— Begin Records —
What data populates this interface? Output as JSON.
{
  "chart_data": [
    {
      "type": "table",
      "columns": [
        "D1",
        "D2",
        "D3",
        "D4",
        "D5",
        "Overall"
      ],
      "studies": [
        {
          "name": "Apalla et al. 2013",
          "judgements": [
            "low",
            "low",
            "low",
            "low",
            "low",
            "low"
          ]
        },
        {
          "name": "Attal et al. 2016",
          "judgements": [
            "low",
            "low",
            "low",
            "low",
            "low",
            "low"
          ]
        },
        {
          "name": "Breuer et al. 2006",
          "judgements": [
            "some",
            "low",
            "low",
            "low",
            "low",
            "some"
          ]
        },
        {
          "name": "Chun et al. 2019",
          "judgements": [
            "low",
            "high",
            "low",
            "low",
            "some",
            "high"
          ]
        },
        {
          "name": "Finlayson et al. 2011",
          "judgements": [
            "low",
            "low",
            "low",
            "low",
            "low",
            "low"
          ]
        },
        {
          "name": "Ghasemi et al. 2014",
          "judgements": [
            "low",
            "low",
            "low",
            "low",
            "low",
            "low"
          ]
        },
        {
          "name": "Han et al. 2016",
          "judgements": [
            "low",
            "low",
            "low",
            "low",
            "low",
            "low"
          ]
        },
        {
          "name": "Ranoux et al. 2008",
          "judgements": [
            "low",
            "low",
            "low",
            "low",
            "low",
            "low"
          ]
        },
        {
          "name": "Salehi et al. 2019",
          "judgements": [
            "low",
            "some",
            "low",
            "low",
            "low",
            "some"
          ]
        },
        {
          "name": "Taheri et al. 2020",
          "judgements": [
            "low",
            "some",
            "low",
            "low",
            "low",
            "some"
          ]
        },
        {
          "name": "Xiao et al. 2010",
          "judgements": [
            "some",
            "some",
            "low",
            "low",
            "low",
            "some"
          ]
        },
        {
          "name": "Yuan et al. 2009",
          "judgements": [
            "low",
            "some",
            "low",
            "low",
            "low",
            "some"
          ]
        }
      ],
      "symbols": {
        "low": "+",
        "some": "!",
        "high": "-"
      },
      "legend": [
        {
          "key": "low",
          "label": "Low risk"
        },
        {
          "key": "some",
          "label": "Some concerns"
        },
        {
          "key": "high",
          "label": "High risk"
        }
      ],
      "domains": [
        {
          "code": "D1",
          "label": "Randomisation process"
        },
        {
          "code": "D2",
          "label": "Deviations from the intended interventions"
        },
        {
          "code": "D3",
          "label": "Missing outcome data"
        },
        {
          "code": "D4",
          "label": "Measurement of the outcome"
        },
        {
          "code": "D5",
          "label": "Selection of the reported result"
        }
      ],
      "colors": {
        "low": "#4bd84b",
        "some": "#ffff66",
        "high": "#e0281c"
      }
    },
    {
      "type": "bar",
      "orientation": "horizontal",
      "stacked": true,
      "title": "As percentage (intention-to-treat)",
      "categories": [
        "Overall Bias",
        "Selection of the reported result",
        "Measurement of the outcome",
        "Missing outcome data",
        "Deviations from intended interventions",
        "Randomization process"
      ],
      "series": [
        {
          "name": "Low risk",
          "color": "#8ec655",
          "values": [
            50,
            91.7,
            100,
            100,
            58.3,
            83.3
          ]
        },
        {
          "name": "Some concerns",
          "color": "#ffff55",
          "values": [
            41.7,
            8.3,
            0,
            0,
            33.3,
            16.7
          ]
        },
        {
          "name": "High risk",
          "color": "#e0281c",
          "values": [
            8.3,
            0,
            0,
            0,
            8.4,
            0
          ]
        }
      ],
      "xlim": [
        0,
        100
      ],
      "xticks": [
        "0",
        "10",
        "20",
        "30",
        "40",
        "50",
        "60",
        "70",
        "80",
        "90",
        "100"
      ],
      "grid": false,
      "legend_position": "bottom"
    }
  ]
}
— End Records —
[Job]
Among the records above, find each line holding the string "Deviations" and pull it out.

[Finished exercise]
          "label": "Deviations from the intended interventions"
        "Deviations from intended interventions",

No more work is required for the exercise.